══ Quoted text ══
Because Brad is the owner of this repository, he can clone it to his local computer, work on it, and push changes up to GitHub in exactly the same way that Arthur did in the example above. Just to be clear, the changes that Brad pushes to his GitHub repository will have no effect on Arthur’s GitHub repository.

Note

🗒Side Note: As we’ve pointed out multiple times in this chapter, we generally do not want to upload research data to GitHub. Why? Because it isn’t typically considered private or secure. However, in order for Brad to do work on this project, he will need to access the data somehow. This will require Arthur to share to data with Brad through some means other than GitHub. Different organizations have different rules about what is considered secure. For example, it may be an encrypted email or it may be a link to a shared drive on a secure server. However the data is shared, it is important for Brad to create the same file structure on his computer that Arthur has on his computer. Otherwise, the R code will not work on both computers. Remember from the example above that Arthur created a data/ folder in his local repository and he moved the form_20.xlsx data to that folder. Then, in the data_01_import Quartofile, he imports the data using the relative path data/form_20.xlsx. In the chapter on file paths we discussed the advantages of using relative file paths when working collaboratively. Just remember, in order for this relative file path to work identically on Arthur’s computer and Brad’s computer, the folder structure and file names must also be identical. So, if Brad put the form_20.xlsx data in a folder in his local repository called data sets/ instead of data/, then the code in the data_01_import Quartofile would throw an error.
═══
══ Provided data ══
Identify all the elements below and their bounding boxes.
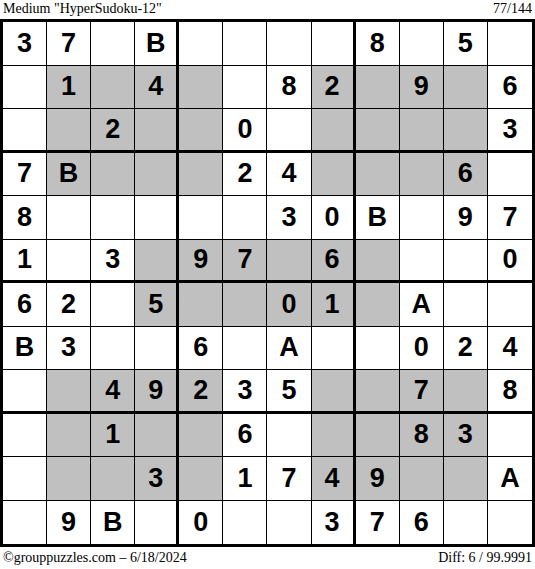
═══
→ Work to complete:
(A) Please copy the GitHub passage from "Because Brad is" to "Arthur’s GitHub repository.".
(B) In the GitHub passage, what relative path does Arthur use to import the data in the data_01_import Quarto file?

→ Solutions to the tasks:
(A)
Because Brad is the owner of this repository, he can clone it to his local computer, work on it, and push changes up to GitHub in exactly the same way that Arthur did in the example above. Just to be clear, the changes that Brad pushes to his GitHub repository will have no effect on Arthur’s GitHub repository.

(B) data/form_20.xlsx